**SHORT EXERCISE**. Check every line of the material below for the string "mobile", and return the ones that have it.

Dataset records:
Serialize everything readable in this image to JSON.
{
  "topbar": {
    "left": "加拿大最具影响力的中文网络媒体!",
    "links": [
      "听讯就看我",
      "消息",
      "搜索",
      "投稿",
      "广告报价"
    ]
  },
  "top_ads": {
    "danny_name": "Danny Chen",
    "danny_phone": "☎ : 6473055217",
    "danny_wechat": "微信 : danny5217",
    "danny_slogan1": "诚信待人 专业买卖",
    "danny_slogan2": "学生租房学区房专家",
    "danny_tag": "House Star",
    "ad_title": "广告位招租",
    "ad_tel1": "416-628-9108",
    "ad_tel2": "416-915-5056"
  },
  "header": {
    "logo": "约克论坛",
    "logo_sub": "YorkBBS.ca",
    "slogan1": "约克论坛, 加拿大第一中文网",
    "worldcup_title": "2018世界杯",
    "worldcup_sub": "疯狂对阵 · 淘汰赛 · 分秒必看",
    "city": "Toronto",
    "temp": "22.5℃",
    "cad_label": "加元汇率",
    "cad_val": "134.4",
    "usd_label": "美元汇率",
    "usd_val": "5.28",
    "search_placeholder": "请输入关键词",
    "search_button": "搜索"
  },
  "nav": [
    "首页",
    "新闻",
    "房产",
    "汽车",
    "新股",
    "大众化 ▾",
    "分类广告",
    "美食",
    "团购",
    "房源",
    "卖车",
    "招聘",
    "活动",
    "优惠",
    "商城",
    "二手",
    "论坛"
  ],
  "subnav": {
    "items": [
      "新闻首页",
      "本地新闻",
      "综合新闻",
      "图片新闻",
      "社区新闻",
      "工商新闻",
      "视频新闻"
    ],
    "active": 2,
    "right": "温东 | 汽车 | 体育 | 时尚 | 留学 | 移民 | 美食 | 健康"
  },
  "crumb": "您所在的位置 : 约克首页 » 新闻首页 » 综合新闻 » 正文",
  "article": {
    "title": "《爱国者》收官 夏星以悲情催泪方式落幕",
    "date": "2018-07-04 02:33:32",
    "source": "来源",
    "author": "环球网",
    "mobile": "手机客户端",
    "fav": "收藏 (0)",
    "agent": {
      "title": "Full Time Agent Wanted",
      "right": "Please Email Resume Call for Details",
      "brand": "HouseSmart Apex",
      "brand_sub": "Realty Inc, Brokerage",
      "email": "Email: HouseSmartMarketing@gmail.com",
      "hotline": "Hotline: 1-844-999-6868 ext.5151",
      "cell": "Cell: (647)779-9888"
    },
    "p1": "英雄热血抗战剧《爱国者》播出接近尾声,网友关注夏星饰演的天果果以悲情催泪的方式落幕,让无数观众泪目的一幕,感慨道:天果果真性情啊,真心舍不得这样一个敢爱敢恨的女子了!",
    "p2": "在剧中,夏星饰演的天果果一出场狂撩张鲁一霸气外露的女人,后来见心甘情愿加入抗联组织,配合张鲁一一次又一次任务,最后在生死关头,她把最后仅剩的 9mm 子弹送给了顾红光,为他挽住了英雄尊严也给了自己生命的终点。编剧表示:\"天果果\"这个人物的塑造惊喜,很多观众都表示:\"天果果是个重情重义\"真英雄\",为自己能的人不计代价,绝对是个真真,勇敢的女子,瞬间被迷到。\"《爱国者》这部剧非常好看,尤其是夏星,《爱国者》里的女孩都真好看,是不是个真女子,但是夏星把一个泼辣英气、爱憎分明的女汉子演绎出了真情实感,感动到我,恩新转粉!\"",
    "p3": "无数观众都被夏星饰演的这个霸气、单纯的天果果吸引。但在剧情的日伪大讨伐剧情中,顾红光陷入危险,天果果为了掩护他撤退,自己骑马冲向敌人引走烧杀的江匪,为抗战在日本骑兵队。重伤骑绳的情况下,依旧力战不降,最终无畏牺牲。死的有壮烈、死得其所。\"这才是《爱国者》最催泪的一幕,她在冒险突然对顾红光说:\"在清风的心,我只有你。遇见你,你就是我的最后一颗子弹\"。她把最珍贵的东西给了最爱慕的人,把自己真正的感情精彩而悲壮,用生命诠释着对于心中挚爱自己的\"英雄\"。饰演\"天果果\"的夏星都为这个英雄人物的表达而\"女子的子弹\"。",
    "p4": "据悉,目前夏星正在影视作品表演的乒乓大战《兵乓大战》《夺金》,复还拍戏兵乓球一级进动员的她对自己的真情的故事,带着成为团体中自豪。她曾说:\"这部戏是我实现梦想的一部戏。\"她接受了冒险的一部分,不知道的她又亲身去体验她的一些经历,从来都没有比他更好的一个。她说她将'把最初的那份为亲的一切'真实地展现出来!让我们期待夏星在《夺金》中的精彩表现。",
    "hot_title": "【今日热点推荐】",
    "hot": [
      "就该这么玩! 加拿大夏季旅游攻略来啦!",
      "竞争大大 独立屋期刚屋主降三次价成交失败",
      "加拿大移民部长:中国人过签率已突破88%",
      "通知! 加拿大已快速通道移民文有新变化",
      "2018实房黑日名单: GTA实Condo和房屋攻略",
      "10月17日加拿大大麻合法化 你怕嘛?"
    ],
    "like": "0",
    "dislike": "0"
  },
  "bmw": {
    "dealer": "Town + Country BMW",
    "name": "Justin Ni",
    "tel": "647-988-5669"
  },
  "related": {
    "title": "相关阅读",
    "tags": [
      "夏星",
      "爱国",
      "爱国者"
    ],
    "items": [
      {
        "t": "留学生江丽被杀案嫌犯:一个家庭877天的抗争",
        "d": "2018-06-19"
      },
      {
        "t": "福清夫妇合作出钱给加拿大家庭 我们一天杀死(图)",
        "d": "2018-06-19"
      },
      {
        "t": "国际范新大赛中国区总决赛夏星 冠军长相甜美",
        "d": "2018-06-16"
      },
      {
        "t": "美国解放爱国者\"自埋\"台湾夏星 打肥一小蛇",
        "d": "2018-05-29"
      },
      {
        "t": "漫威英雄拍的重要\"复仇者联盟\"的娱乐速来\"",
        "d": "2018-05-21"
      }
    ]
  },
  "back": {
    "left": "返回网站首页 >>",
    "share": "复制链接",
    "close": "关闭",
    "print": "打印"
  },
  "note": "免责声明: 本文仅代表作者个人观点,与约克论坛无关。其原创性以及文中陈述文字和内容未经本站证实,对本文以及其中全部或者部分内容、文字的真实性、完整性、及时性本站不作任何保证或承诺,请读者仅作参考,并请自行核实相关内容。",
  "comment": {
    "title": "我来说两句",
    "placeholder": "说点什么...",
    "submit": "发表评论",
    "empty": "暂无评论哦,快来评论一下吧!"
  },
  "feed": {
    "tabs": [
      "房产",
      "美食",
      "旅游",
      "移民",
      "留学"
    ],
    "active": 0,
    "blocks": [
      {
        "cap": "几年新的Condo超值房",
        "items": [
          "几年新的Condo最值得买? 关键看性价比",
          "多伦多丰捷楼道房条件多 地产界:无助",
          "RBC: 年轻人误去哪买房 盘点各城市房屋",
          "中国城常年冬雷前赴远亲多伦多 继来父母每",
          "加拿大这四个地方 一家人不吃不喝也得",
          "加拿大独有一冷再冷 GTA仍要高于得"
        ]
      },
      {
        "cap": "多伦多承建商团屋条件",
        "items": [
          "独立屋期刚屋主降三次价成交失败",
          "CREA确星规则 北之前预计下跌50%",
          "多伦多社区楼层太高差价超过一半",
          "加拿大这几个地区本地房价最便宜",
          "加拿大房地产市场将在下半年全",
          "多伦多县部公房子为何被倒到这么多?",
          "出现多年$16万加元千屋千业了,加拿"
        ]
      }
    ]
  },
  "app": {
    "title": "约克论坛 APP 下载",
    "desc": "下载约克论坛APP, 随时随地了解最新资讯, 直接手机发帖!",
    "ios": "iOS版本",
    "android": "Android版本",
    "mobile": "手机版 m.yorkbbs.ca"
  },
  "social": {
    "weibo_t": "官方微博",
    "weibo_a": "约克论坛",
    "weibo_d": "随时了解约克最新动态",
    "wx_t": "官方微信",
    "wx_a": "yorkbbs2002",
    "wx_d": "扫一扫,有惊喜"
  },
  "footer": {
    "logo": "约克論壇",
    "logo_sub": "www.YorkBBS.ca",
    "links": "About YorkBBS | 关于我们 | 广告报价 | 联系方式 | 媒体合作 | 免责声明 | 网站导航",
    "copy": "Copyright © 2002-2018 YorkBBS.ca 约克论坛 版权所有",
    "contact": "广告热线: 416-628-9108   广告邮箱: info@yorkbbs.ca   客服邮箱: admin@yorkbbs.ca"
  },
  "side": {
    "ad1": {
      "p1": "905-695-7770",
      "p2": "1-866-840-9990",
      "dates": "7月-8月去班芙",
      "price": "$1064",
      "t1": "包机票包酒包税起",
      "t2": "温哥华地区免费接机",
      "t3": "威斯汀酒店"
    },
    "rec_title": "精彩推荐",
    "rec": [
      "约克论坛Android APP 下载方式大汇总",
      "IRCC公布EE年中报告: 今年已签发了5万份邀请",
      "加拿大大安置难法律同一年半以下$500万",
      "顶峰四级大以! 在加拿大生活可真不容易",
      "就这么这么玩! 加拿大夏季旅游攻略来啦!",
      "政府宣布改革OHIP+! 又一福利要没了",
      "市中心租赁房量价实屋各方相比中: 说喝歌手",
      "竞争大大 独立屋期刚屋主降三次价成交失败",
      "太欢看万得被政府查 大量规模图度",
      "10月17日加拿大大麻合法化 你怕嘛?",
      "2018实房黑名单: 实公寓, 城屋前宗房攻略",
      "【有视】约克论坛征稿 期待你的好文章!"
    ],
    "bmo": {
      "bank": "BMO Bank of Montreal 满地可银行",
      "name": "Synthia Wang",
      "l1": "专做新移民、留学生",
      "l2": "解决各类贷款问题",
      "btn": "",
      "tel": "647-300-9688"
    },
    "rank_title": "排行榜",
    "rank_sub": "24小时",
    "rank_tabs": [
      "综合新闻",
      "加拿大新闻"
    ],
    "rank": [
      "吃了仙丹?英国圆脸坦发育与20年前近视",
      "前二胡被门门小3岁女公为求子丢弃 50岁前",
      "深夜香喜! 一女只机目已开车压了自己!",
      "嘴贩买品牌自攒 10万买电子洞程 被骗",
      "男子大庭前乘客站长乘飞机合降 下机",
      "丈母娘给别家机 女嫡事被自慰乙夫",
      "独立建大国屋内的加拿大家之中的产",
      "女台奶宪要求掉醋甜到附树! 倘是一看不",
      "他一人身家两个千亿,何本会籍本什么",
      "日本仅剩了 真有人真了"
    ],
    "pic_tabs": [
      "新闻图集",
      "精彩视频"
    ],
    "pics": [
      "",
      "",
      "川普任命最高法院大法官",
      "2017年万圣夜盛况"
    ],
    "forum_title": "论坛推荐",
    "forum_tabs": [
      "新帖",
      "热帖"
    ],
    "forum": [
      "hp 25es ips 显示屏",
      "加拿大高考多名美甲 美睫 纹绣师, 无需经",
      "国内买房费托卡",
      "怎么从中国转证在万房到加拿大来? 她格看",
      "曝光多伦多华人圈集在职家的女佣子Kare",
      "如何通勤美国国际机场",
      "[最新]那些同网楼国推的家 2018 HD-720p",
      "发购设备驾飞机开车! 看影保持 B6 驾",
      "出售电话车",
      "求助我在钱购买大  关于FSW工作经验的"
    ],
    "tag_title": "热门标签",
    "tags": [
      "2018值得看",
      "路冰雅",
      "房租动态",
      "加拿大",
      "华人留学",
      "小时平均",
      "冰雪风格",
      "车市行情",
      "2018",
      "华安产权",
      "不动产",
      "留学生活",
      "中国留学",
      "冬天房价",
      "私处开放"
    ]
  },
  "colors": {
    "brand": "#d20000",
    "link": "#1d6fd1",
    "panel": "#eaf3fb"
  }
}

**SOLUTION TO THE EXERCISE**.
    "mobile": "手机客户端",
    "mobile": "手机版 m.yorkbbs.ca"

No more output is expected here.